┌─ Recorded data
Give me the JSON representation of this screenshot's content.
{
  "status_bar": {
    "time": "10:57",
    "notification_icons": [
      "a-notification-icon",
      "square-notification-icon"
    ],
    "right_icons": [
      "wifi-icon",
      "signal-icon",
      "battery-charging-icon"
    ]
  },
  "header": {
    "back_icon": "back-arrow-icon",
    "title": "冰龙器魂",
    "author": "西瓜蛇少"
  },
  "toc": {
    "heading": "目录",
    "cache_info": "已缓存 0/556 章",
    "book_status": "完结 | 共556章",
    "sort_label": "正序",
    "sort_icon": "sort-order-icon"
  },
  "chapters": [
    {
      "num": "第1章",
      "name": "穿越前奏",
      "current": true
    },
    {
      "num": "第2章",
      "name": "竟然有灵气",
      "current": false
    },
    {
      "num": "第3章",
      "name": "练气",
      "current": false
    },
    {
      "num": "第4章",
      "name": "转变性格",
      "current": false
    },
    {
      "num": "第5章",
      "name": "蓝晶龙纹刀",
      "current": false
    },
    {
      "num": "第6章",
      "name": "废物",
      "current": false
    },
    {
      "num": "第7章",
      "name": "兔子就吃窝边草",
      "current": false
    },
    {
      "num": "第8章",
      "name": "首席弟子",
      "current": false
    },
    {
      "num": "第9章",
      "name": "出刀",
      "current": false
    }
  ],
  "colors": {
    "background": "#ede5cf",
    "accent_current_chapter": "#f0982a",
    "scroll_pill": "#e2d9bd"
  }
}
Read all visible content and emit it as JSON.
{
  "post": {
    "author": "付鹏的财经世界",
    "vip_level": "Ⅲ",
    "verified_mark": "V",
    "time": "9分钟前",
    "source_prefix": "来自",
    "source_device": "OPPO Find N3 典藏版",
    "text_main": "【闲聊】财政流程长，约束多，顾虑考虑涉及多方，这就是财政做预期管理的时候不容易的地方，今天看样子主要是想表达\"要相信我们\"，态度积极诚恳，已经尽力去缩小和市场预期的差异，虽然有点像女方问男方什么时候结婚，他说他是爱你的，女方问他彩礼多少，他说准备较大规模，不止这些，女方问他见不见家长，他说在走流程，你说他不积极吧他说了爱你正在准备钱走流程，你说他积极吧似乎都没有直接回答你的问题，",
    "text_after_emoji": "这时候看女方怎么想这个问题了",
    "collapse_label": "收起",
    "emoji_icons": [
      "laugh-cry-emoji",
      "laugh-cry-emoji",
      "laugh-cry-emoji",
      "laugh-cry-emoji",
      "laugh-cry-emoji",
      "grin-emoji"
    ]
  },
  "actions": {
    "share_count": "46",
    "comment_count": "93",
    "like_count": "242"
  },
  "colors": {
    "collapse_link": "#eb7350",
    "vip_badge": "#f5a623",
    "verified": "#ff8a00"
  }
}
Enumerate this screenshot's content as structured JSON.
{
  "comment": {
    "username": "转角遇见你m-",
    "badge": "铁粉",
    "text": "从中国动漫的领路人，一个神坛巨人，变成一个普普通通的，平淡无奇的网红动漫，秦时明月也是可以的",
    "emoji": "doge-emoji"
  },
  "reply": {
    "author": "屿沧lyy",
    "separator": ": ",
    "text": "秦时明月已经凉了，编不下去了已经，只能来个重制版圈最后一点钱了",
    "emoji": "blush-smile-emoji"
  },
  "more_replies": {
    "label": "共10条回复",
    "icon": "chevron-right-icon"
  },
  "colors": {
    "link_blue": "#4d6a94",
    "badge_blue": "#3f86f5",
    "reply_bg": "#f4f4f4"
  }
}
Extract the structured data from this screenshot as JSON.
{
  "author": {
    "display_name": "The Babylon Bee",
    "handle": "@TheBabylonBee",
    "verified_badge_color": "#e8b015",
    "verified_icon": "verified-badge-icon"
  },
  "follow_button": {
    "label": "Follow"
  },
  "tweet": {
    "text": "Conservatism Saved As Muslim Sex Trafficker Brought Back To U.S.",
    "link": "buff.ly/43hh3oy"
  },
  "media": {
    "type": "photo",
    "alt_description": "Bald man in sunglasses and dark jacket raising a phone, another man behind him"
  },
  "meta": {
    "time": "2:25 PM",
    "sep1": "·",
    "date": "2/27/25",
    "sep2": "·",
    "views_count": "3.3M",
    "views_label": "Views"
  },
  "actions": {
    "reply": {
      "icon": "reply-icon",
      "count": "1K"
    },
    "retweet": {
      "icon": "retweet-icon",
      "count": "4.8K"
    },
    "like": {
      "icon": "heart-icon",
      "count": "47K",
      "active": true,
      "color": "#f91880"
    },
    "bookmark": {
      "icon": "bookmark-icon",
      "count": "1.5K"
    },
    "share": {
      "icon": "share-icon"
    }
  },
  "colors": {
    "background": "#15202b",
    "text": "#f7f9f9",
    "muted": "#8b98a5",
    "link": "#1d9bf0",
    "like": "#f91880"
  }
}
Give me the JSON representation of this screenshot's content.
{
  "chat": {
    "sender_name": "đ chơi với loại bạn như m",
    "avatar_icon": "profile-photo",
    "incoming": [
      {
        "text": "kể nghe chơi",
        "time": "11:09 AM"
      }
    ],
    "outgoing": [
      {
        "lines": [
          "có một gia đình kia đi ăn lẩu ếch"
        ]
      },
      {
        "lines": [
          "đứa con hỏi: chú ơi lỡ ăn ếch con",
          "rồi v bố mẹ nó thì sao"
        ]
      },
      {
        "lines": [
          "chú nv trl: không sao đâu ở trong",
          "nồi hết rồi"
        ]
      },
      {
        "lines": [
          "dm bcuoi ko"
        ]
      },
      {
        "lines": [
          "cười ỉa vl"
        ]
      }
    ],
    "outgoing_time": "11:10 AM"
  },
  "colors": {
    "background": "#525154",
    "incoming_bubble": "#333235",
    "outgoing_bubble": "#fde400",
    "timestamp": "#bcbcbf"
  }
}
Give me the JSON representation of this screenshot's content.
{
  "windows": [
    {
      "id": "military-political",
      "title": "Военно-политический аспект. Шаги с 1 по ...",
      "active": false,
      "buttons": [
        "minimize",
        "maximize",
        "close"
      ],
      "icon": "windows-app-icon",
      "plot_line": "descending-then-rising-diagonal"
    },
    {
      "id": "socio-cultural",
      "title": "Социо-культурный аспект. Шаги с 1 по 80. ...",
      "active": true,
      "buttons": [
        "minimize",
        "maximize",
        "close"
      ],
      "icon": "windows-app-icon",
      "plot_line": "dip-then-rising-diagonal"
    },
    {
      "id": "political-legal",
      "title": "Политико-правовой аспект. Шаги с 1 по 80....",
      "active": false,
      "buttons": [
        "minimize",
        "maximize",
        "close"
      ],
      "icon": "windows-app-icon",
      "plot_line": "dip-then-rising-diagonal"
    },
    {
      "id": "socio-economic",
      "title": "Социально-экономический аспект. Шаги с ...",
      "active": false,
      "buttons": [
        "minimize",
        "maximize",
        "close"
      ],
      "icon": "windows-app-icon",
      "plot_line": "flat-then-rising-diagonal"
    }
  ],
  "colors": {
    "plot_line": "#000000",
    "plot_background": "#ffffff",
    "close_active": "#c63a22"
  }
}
└─
Directive:
Return each line that includes "title".

Answer to this task:
    "title": "冰龙器魂",
      "title": "Военно-политический аспект. Шаги с 1 по ...",
      "title": "Социо-культурный аспект. Шаги с 1 по 80. ...",
      "title": "Политико-правовой аспект. Шаги с 1 по 80....",
      "title": "Социально-экономический аспект. Шаги с ...",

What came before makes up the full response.